__Requirement__: Pick every line with "фото" from the material below.

__Information shown__:
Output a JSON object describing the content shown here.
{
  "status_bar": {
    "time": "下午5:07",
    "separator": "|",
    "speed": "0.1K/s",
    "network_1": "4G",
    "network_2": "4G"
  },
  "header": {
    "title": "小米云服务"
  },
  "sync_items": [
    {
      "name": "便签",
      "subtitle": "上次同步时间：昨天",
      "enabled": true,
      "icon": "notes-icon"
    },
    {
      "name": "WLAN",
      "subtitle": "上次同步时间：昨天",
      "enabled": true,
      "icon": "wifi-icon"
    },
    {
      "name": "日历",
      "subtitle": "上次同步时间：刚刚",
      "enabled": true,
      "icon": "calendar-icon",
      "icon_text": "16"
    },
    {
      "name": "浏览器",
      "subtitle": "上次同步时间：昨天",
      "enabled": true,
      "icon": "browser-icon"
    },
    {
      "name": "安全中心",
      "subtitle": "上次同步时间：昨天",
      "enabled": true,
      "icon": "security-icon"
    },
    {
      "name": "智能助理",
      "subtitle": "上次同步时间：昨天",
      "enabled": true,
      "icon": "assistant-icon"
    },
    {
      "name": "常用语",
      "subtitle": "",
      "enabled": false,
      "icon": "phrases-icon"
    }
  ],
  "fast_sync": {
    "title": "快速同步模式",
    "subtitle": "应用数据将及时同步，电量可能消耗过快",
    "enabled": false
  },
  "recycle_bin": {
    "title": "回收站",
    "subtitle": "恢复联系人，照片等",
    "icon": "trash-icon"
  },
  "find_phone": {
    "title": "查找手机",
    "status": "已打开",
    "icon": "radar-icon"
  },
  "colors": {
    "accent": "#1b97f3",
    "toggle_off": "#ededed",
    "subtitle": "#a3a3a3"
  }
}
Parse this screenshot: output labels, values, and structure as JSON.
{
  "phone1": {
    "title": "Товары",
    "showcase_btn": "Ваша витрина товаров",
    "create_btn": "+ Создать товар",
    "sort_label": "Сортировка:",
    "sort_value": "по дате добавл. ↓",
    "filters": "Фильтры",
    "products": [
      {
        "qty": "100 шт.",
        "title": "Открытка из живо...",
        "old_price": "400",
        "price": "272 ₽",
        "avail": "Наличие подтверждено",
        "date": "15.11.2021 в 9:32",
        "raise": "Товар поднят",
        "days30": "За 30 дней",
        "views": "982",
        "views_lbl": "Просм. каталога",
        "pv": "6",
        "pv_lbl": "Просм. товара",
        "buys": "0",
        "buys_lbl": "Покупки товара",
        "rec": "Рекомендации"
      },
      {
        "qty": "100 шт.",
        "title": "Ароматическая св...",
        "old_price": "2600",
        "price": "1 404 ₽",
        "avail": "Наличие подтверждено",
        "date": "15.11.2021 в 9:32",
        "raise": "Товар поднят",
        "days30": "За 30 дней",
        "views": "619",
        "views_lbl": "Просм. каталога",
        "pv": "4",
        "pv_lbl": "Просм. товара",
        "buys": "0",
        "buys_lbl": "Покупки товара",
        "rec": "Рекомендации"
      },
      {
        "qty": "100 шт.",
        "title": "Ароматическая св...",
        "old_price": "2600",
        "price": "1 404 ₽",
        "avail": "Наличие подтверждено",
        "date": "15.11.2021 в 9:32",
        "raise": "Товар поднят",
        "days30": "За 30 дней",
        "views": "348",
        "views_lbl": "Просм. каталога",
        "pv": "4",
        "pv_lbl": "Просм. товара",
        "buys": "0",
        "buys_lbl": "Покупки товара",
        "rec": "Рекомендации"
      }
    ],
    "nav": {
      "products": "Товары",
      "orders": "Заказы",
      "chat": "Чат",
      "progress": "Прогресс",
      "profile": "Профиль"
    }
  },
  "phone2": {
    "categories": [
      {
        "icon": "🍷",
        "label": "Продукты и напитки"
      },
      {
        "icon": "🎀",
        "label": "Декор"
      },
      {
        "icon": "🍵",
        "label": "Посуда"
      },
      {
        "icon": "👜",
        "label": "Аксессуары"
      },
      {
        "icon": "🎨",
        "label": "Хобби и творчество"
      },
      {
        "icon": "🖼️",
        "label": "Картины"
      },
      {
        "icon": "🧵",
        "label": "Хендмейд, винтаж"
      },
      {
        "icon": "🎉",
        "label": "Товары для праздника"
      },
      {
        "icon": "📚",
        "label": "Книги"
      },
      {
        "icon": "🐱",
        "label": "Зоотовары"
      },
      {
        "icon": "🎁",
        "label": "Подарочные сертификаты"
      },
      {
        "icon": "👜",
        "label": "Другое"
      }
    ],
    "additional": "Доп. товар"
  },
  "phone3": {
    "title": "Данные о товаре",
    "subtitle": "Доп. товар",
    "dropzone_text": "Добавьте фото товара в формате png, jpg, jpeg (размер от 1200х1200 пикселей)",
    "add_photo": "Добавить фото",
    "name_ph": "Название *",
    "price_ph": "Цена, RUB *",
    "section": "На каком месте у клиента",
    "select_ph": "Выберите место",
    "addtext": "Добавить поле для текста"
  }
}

__Finished exercise__:
    "dropzone_text": "Добавьте фото товара в формате png, jpg, jpeg (размер от 1200х1200 пикселей)",
    "add_photo": "Добавить фото",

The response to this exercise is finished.